Data for this exercise:
========================================
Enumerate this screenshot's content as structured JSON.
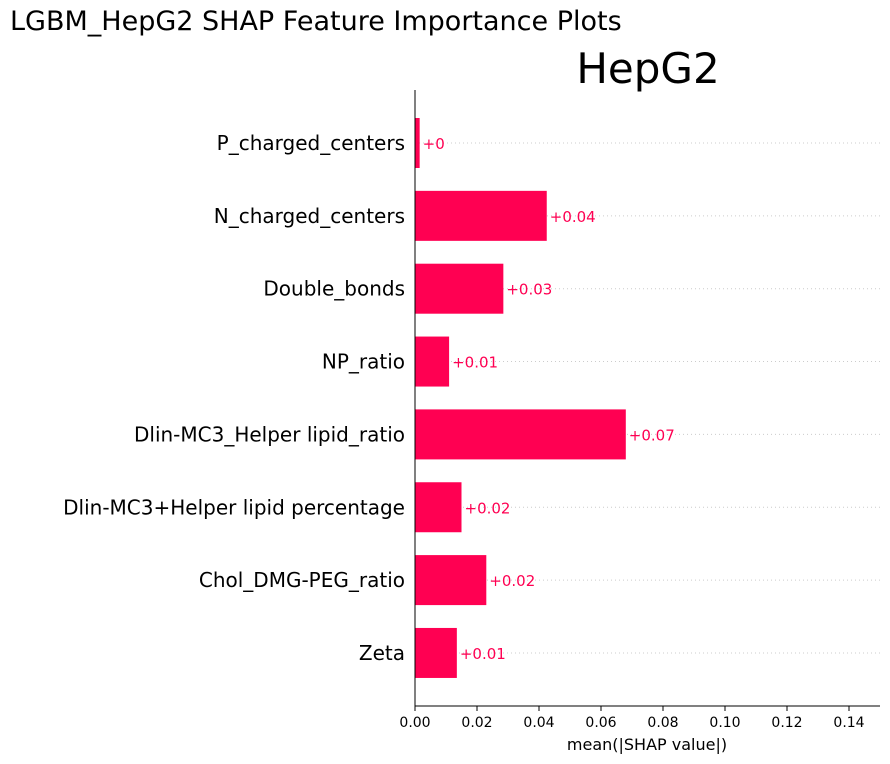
{
  "figure_title": "LGBM_HepG2 SHAP Feature Importance Plots",
  "colors": {
    "bar": "#ff0052",
    "value_label": "#ff0052",
    "gridline": "#cccccc",
    "axis": "#000000"
  },
  "chart_data": {
    "type": "bar",
    "orientation": "horizontal",
    "title": "HepG2",
    "xlabel": "mean(|SHAP value|)",
    "ylabel": "",
    "xlim": [
      0,
      0.15
    ],
    "xticks": [
      0.0,
      0.02,
      0.04,
      0.06,
      0.08,
      0.1,
      0.12,
      0.14
    ],
    "xtick_labels": [
      "0.00",
      "0.02",
      "0.04",
      "0.06",
      "0.08",
      "0.10",
      "0.12",
      "0.14"
    ],
    "grid": "horizontal dotted lines at each category",
    "categories": [
      "P_charged_centers",
      "N_charged_centers",
      "Double_bonds",
      "NP_ratio",
      "Dlin-MC3_Helper lipid_ratio",
      "Dlin-MC3+Helper lipid percentage",
      "Chol_DMG-PEG_ratio",
      "Zeta"
    ],
    "values": [
      0.0015,
      0.0425,
      0.0285,
      0.011,
      0.068,
      0.015,
      0.023,
      0.0135
    ],
    "value_labels": [
      "+0",
      "+0.04",
      "+0.03",
      "+0.01",
      "+0.07",
      "+0.02",
      "+0.02",
      "+0.01"
    ]
  }
}
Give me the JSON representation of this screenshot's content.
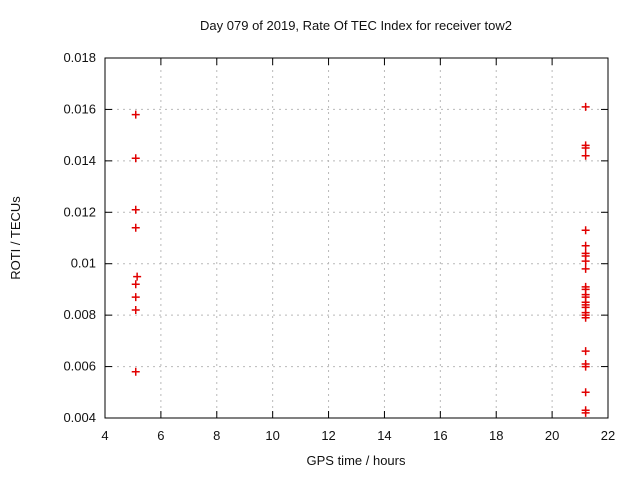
{
  "chart_data": {
    "type": "scatter",
    "title": "Day 079 of 2019, Rate Of TEC Index for receiver tow2",
    "xlabel": "GPS time / hours",
    "ylabel": "ROTI / TECUs",
    "xlim": [
      4,
      22
    ],
    "ylim": [
      0.004,
      0.018
    ],
    "grid": true,
    "legend_position": "none",
    "background": "#ffffff",
    "marker": {
      "shape": "plus",
      "color": "#e10000"
    },
    "xticks": [
      {
        "value": 4,
        "label": "4"
      },
      {
        "value": 6,
        "label": "6"
      },
      {
        "value": 8,
        "label": "8"
      },
      {
        "value": 10,
        "label": "10"
      },
      {
        "value": 12,
        "label": "12"
      },
      {
        "value": 14,
        "label": "14"
      },
      {
        "value": 16,
        "label": "16"
      },
      {
        "value": 18,
        "label": "18"
      },
      {
        "value": 20,
        "label": "20"
      },
      {
        "value": 22,
        "label": "22"
      }
    ],
    "yticks": [
      {
        "value": 0.004,
        "label": "0.004"
      },
      {
        "value": 0.006,
        "label": "0.006"
      },
      {
        "value": 0.008,
        "label": "0.008"
      },
      {
        "value": 0.01,
        "label": "0.01"
      },
      {
        "value": 0.012,
        "label": "0.012"
      },
      {
        "value": 0.014,
        "label": "0.014"
      },
      {
        "value": 0.016,
        "label": "0.016"
      },
      {
        "value": 0.018,
        "label": "0.018"
      }
    ],
    "series": [
      {
        "points": [
          [
            5.1,
            0.0158
          ],
          [
            5.1,
            0.0141
          ],
          [
            5.1,
            0.0121
          ],
          [
            5.1,
            0.0114
          ],
          [
            5.15,
            0.0095
          ],
          [
            5.1,
            0.0092
          ],
          [
            5.1,
            0.0087
          ],
          [
            5.1,
            0.0082
          ],
          [
            5.1,
            0.0058
          ],
          [
            21.2,
            0.0161
          ],
          [
            21.2,
            0.0146
          ],
          [
            21.2,
            0.0145
          ],
          [
            21.2,
            0.0142
          ],
          [
            21.2,
            0.0113
          ],
          [
            21.2,
            0.0107
          ],
          [
            21.2,
            0.0104
          ],
          [
            21.2,
            0.0103
          ],
          [
            21.2,
            0.0101
          ],
          [
            21.2,
            0.0098
          ],
          [
            21.2,
            0.0091
          ],
          [
            21.2,
            0.009
          ],
          [
            21.2,
            0.0088
          ],
          [
            21.2,
            0.0087
          ],
          [
            21.2,
            0.0085
          ],
          [
            21.2,
            0.0084
          ],
          [
            21.2,
            0.0083
          ],
          [
            21.2,
            0.0081
          ],
          [
            21.2,
            0.008
          ],
          [
            21.2,
            0.0079
          ],
          [
            21.2,
            0.0066
          ],
          [
            21.2,
            0.0061
          ],
          [
            21.2,
            0.006
          ],
          [
            21.2,
            0.005
          ],
          [
            21.2,
            0.0043
          ],
          [
            21.2,
            0.0042
          ]
        ]
      }
    ]
  }
}
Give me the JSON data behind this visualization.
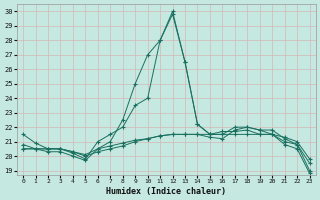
{
  "xlabel": "Humidex (Indice chaleur)",
  "bg_color": "#c5e8e0",
  "line_color": "#1a7060",
  "grid_color": "#d4b8b8",
  "ylim": [
    18.7,
    30.5
  ],
  "xlim": [
    -0.5,
    23.5
  ],
  "yticks": [
    19,
    20,
    21,
    22,
    23,
    24,
    25,
    26,
    27,
    28,
    29,
    30
  ],
  "xticks": [
    0,
    1,
    2,
    3,
    4,
    5,
    6,
    7,
    8,
    9,
    10,
    11,
    12,
    13,
    14,
    15,
    16,
    17,
    18,
    19,
    20,
    21,
    22,
    23
  ],
  "lines": [
    {
      "x": [
        0,
        1,
        2,
        3,
        4,
        5,
        6,
        7,
        8,
        9,
        10,
        11,
        12,
        13,
        14,
        15,
        16,
        17,
        18,
        19,
        20,
        21,
        22,
        23
      ],
      "y": [
        21.5,
        20.9,
        20.5,
        20.5,
        20.2,
        19.8,
        21.0,
        21.5,
        22.0,
        23.5,
        24.0,
        28.0,
        29.8,
        26.5,
        22.2,
        21.5,
        21.7,
        21.7,
        21.8,
        21.5,
        21.5,
        20.8,
        20.5,
        18.8
      ]
    },
    {
      "x": [
        0,
        1,
        2,
        3,
        4,
        5,
        6,
        7,
        8,
        9,
        10,
        11,
        12,
        13,
        14,
        15,
        16,
        17,
        18,
        19,
        20,
        21,
        22,
        23
      ],
      "y": [
        20.5,
        20.5,
        20.5,
        20.5,
        20.3,
        20.0,
        20.3,
        20.5,
        20.7,
        21.0,
        21.2,
        21.4,
        21.5,
        21.5,
        21.5,
        21.5,
        21.5,
        21.5,
        21.5,
        21.5,
        21.5,
        21.3,
        21.0,
        19.8
      ]
    },
    {
      "x": [
        0,
        1,
        2,
        3,
        4,
        5,
        6,
        7,
        8,
        9,
        10,
        11,
        12,
        13,
        14,
        15,
        16,
        17,
        18,
        19,
        20,
        21,
        22,
        23
      ],
      "y": [
        20.5,
        20.5,
        20.5,
        20.5,
        20.3,
        20.1,
        20.5,
        20.7,
        20.9,
        21.1,
        21.2,
        21.4,
        21.5,
        21.5,
        21.5,
        21.3,
        21.2,
        21.8,
        22.0,
        21.8,
        21.5,
        21.0,
        20.8,
        19.5
      ]
    },
    {
      "x": [
        0,
        1,
        2,
        3,
        4,
        5,
        6,
        7,
        8,
        9,
        10,
        11,
        12,
        13,
        14,
        15,
        16,
        17,
        18,
        19,
        20,
        21,
        22,
        23
      ],
      "y": [
        20.8,
        20.5,
        20.3,
        20.3,
        20.0,
        19.7,
        20.5,
        21.0,
        22.5,
        25.0,
        27.0,
        28.0,
        30.0,
        26.5,
        22.2,
        21.5,
        21.5,
        22.0,
        22.0,
        21.8,
        21.8,
        21.2,
        20.8,
        19.0
      ]
    }
  ]
}
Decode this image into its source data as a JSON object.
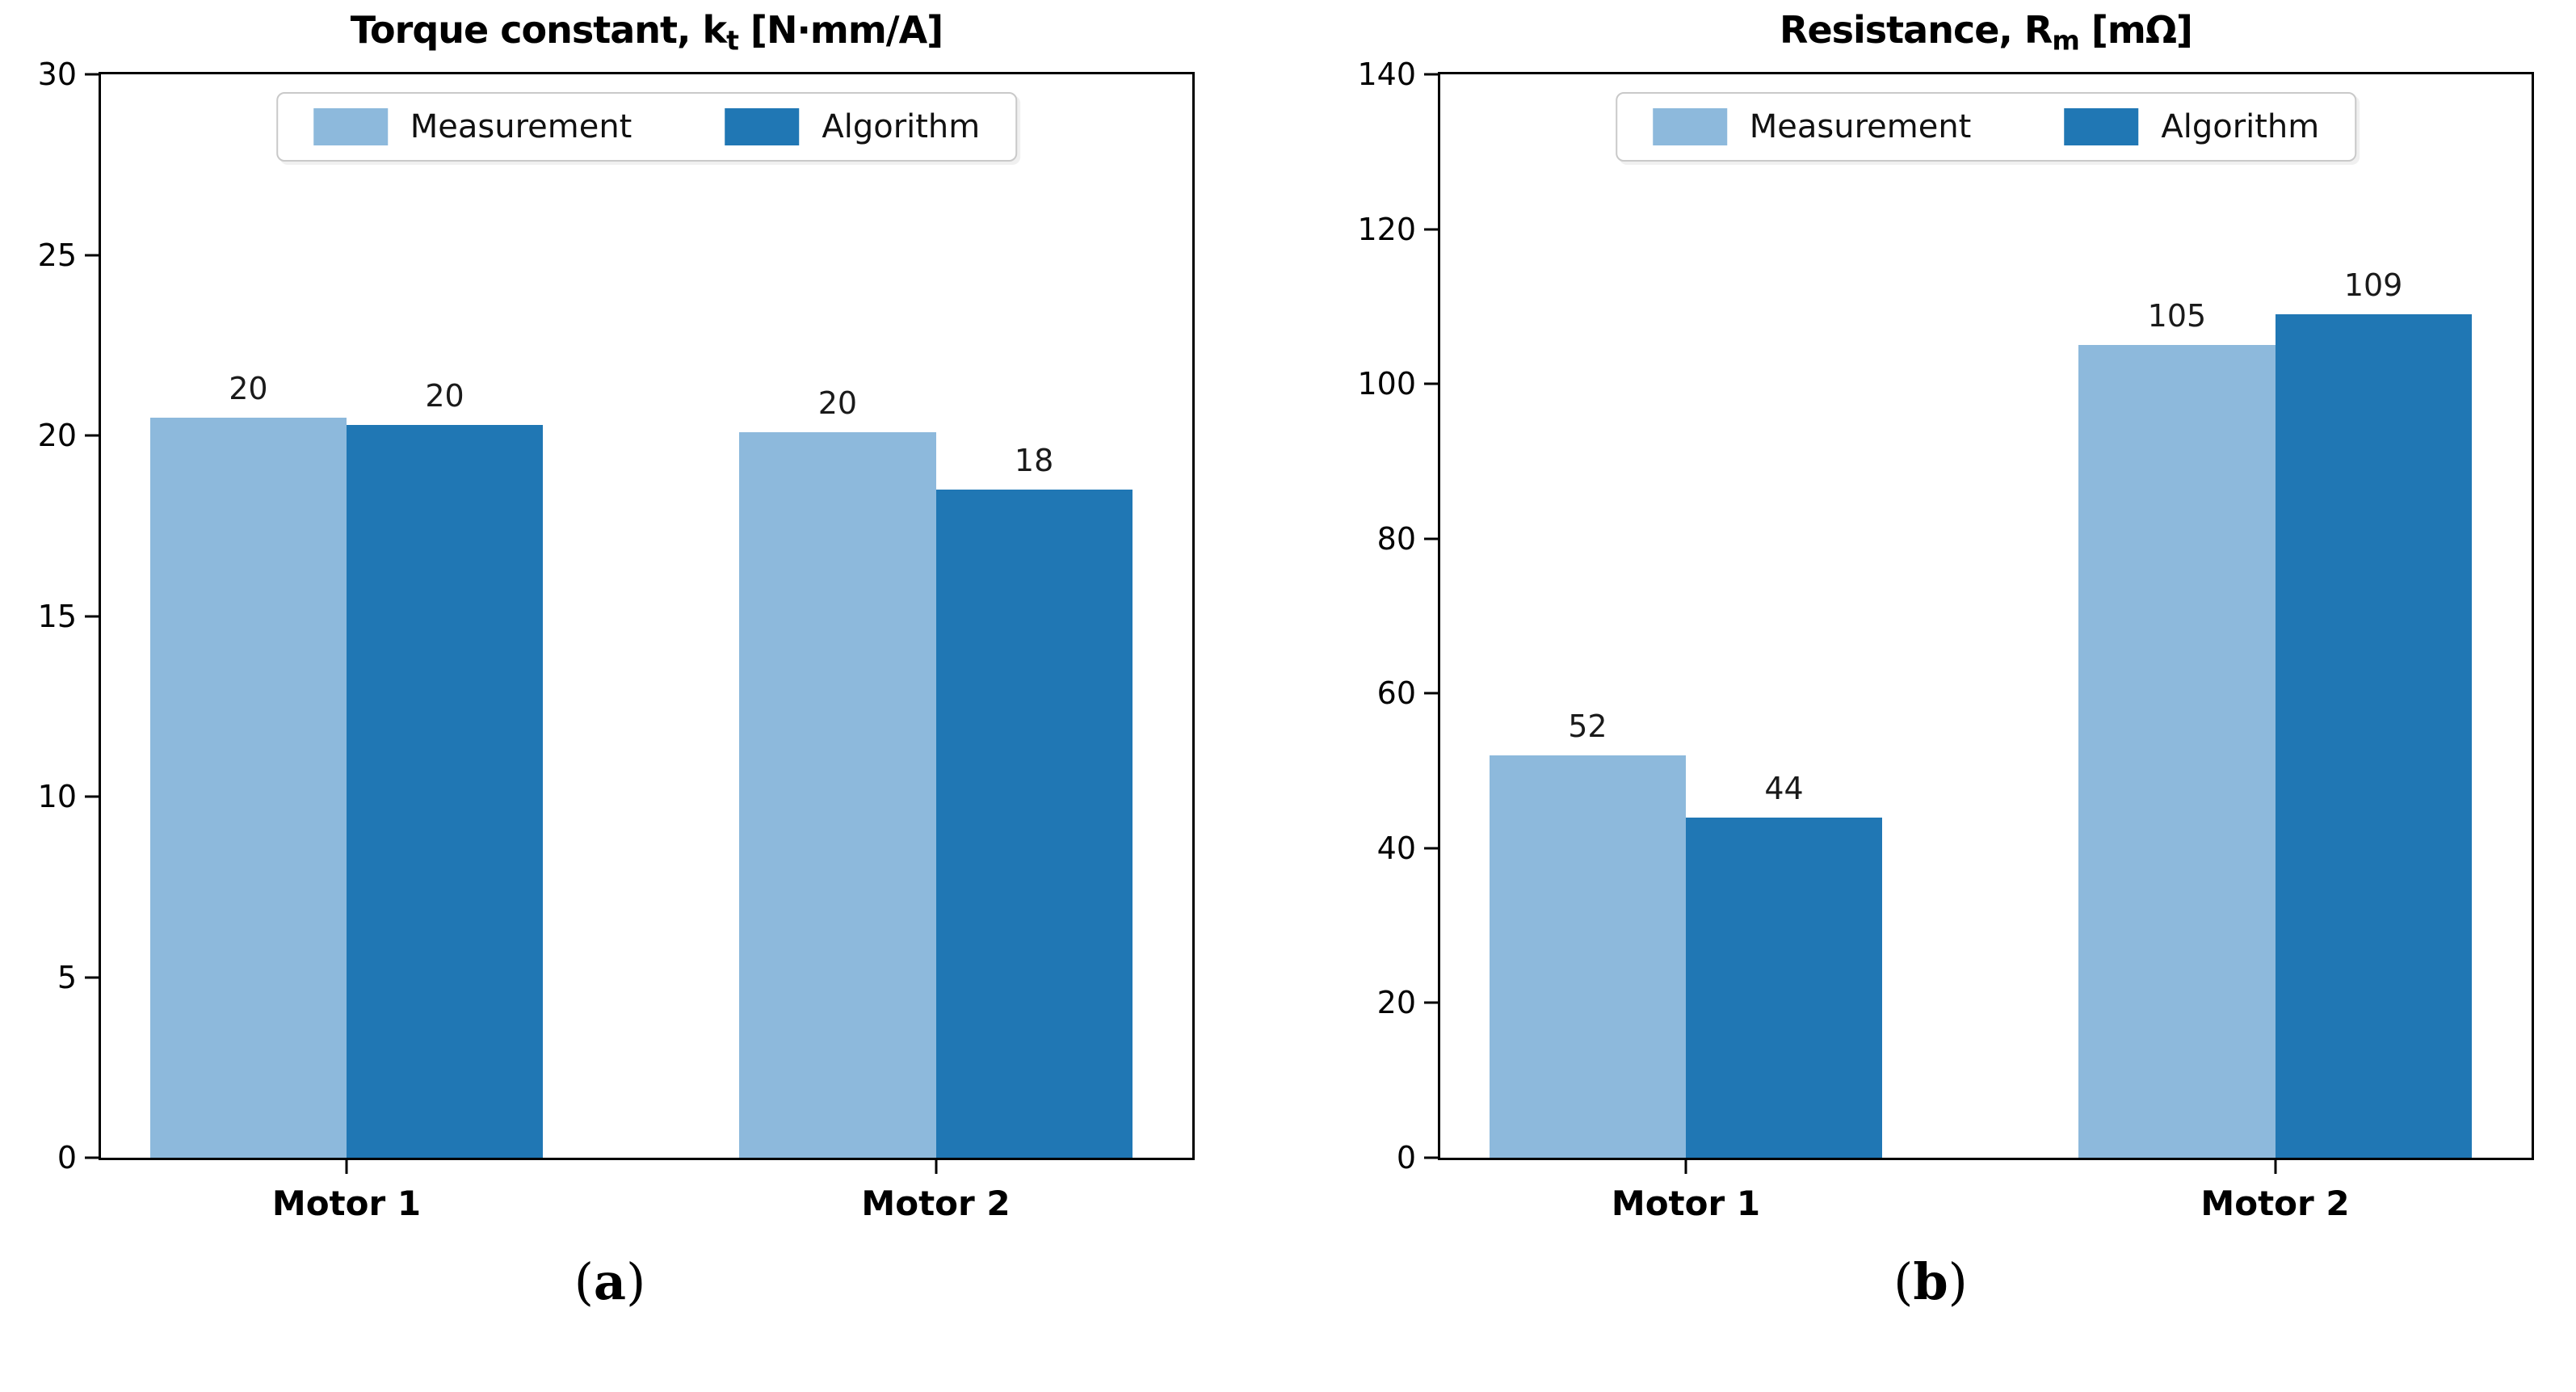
{
  "chart_data": [
    {
      "type": "bar",
      "title": "Torque constant, kt [N·mm/A]",
      "title_parts": {
        "prefix": "Torque constant, k",
        "sub": "t",
        "suffix": " [N·mm/A]"
      },
      "categories": [
        "Motor 1",
        "Motor 2"
      ],
      "series": [
        {
          "name": "Measurement",
          "values": [
            20.5,
            20.1
          ],
          "labels": [
            "20",
            "20"
          ]
        },
        {
          "name": "Algorithm",
          "values": [
            20.3,
            18.5
          ],
          "labels": [
            "20",
            "18"
          ]
        }
      ],
      "ylim": [
        0,
        30
      ],
      "yticks": [
        0,
        5,
        10,
        15,
        20,
        25,
        30
      ],
      "grid": false,
      "legend_position": "upper center",
      "caption": {
        "open": "(",
        "letter": "a",
        "close": ")"
      }
    },
    {
      "type": "bar",
      "title": "Resistance, Rm [mΩ]",
      "title_parts": {
        "prefix": "Resistance, R",
        "sub": "m",
        "suffix": " [mΩ]"
      },
      "categories": [
        "Motor 1",
        "Motor 2"
      ],
      "series": [
        {
          "name": "Measurement",
          "values": [
            52,
            105
          ],
          "labels": [
            "52",
            "105"
          ]
        },
        {
          "name": "Algorithm",
          "values": [
            44,
            109
          ],
          "labels": [
            "44",
            "109"
          ]
        }
      ],
      "ylim": [
        0,
        140
      ],
      "yticks": [
        0,
        20,
        40,
        60,
        80,
        100,
        120,
        140
      ],
      "grid": false,
      "legend_position": "upper center",
      "caption": {
        "open": "(",
        "letter": "b",
        "close": ")"
      }
    }
  ],
  "legend": {
    "items": [
      {
        "label": "Measurement",
        "color": "#8db9dc"
      },
      {
        "label": "Algorithm",
        "color": "#2077b4"
      }
    ]
  },
  "colors": {
    "measurement": "#8db9dc",
    "algorithm": "#2077b4",
    "spine": "#000000",
    "background": "#ffffff"
  }
}
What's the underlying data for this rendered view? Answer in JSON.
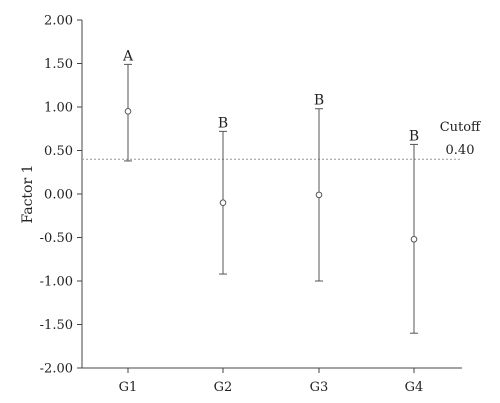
{
  "chart_data": {
    "type": "scatter",
    "ylabel": "Factor 1",
    "ylim": [
      -2.0,
      2.0
    ],
    "yticks": [
      "2.00",
      "1.50",
      "1.00",
      "0.50",
      "0.00",
      "-0.50",
      "-1.00",
      "-1.50",
      "-2.00"
    ],
    "ytick_values": [
      2.0,
      1.5,
      1.0,
      0.5,
      0.0,
      -0.5,
      -1.0,
      -1.5,
      -2.0
    ],
    "categories": [
      "G1",
      "G2",
      "G3",
      "G4"
    ],
    "mean": [
      0.95,
      -0.1,
      -0.01,
      -0.52
    ],
    "lower": [
      0.38,
      -0.92,
      -1.0,
      -1.6
    ],
    "upper": [
      1.49,
      0.72,
      0.98,
      0.57
    ],
    "group_letters": [
      "A",
      "B",
      "B",
      "B"
    ],
    "cutoff": {
      "value": 0.4,
      "label": "Cutoff",
      "value_label": "0.40"
    },
    "grid": false,
    "legend": "none",
    "colors": {
      "axis": "#444444",
      "error_bar": "#555555",
      "cutoff": "#999999"
    }
  }
}
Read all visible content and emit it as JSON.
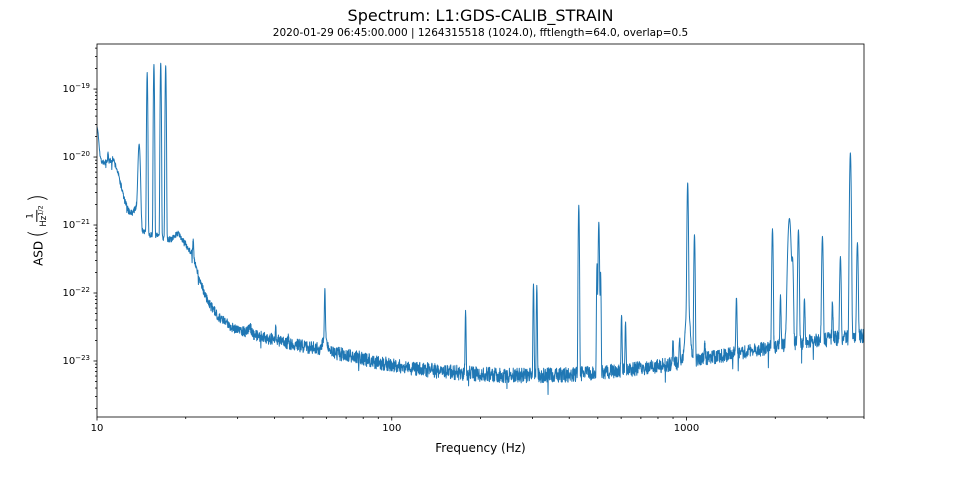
========================================
The task:
Write out every line of the data that holds the word "lines".

Reply to the exercise:
    "grid": "horizontal dotted lines at each category",
  "lines": [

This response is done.